Keep only the lines where "image" appears.

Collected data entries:
____________
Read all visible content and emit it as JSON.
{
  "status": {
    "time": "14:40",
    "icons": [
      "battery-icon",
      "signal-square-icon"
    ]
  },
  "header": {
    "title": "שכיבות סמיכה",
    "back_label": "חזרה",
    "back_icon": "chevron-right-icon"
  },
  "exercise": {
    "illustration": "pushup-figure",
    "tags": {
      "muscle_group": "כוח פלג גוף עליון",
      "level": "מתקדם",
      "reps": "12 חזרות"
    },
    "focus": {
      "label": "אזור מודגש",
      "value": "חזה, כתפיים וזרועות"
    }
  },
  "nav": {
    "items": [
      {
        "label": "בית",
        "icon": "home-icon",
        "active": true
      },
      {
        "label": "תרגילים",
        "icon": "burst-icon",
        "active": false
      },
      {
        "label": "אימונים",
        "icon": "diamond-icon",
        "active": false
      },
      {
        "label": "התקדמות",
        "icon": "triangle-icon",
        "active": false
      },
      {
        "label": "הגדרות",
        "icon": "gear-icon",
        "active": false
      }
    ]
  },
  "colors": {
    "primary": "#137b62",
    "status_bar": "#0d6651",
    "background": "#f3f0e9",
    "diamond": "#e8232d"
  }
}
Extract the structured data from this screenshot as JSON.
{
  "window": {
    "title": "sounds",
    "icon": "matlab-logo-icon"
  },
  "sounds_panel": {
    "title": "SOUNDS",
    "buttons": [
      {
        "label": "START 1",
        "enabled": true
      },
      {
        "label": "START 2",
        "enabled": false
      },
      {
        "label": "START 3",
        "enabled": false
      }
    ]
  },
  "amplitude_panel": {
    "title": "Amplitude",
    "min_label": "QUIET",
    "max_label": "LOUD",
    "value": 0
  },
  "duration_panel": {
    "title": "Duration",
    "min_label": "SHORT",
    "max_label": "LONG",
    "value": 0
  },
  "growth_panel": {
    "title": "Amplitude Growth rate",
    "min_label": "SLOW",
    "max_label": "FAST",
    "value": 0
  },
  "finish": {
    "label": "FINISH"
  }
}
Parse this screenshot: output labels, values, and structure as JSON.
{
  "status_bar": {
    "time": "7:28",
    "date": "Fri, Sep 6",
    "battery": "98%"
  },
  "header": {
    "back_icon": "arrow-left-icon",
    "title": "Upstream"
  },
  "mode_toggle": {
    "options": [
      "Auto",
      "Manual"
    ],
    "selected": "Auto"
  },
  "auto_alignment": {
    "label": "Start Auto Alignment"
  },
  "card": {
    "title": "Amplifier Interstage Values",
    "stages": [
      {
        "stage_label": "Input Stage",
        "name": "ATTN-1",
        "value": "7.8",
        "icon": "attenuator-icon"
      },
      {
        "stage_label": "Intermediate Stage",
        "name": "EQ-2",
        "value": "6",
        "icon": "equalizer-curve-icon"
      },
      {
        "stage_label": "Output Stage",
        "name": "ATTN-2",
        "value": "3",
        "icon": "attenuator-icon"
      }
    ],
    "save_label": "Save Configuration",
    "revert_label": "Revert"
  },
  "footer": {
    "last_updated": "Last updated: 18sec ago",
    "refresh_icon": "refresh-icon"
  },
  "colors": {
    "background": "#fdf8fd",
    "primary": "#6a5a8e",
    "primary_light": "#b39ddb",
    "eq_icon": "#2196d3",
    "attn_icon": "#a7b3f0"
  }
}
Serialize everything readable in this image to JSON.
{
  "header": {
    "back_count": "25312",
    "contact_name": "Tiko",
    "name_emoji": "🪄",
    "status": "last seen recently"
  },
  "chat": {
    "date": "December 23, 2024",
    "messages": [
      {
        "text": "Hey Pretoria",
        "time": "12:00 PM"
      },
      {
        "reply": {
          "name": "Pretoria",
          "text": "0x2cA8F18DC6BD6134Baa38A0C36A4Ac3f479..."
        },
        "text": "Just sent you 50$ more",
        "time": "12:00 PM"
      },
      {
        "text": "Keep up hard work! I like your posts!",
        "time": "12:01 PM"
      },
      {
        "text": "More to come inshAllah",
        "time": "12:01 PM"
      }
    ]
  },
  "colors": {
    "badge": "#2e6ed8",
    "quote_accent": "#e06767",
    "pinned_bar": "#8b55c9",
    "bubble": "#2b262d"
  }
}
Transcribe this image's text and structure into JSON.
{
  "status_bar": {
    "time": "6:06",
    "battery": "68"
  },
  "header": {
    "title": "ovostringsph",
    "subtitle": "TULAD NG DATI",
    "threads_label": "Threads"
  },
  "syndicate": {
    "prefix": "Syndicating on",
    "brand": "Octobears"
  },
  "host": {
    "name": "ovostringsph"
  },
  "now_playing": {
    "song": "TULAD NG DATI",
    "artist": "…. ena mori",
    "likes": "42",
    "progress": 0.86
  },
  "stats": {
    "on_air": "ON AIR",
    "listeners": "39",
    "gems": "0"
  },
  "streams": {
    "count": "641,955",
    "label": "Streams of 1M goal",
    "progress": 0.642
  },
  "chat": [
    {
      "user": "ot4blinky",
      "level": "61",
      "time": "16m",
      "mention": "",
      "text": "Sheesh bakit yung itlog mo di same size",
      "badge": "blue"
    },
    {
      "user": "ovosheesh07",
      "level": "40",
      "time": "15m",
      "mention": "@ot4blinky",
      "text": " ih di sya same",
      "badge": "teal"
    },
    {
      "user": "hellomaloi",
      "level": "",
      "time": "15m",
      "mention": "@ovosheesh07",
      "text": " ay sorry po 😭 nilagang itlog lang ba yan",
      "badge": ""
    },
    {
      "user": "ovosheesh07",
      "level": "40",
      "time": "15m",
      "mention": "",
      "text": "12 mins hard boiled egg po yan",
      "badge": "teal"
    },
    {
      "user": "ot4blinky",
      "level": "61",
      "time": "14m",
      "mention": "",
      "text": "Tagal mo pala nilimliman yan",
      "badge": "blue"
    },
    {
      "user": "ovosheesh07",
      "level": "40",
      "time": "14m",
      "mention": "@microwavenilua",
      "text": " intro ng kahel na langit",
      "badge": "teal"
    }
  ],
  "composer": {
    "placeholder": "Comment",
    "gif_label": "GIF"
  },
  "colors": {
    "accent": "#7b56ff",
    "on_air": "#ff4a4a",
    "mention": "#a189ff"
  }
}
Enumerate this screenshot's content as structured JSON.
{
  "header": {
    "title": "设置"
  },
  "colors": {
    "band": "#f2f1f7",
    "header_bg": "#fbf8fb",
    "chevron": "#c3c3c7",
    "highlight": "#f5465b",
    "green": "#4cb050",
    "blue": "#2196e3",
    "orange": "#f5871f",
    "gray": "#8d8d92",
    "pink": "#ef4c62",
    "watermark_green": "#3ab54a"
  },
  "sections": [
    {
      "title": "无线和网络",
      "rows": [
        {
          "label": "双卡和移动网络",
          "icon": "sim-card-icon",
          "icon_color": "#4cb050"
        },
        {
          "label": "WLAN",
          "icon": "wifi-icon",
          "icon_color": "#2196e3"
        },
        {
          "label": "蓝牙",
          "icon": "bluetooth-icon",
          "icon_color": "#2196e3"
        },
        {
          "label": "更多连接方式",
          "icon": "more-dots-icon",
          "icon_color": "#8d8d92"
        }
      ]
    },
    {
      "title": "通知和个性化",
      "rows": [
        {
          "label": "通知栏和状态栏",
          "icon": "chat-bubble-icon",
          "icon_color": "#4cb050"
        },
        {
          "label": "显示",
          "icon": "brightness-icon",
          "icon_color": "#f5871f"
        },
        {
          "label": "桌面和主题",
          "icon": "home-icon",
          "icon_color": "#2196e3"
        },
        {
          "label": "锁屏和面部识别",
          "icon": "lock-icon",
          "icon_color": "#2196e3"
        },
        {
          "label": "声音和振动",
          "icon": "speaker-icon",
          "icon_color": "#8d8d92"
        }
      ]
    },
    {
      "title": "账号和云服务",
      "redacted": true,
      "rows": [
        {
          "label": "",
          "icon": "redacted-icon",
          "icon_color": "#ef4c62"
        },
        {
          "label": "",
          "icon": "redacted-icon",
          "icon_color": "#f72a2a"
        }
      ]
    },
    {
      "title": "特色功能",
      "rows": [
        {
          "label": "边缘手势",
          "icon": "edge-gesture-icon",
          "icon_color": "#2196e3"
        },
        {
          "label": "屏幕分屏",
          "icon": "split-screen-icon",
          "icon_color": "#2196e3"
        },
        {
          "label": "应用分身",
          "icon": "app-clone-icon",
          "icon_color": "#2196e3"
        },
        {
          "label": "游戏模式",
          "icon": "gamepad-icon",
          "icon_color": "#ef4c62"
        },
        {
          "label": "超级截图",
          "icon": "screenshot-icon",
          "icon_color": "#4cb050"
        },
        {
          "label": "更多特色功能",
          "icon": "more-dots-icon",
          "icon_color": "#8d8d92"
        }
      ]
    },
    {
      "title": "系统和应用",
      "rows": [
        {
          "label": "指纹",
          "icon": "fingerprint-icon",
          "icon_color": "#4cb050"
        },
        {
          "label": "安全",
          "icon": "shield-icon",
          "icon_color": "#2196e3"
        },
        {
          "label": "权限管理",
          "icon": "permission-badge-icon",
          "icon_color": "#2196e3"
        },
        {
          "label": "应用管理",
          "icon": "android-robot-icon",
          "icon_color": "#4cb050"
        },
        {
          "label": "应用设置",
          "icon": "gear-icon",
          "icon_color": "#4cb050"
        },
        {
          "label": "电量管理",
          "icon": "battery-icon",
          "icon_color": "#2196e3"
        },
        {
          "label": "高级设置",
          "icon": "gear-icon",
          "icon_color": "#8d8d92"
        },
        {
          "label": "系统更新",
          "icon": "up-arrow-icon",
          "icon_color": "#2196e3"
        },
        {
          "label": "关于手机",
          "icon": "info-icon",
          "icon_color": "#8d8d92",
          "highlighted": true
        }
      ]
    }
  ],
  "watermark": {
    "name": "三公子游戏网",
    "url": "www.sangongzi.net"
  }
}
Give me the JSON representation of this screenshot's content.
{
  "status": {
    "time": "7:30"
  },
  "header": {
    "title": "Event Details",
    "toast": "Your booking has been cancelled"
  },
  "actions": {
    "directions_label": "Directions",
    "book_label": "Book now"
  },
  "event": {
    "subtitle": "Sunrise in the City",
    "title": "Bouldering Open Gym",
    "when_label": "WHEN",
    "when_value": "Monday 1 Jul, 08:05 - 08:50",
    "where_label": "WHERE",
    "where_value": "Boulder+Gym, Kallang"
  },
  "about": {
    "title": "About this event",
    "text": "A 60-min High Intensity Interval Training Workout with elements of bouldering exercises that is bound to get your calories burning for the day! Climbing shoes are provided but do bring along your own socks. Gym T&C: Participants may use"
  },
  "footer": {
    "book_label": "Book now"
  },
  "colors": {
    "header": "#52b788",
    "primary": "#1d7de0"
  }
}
____________
# WORKED ANSWER
Serialize everything readable in this image to JSON.
Transcribe this image's text and structure into JSON.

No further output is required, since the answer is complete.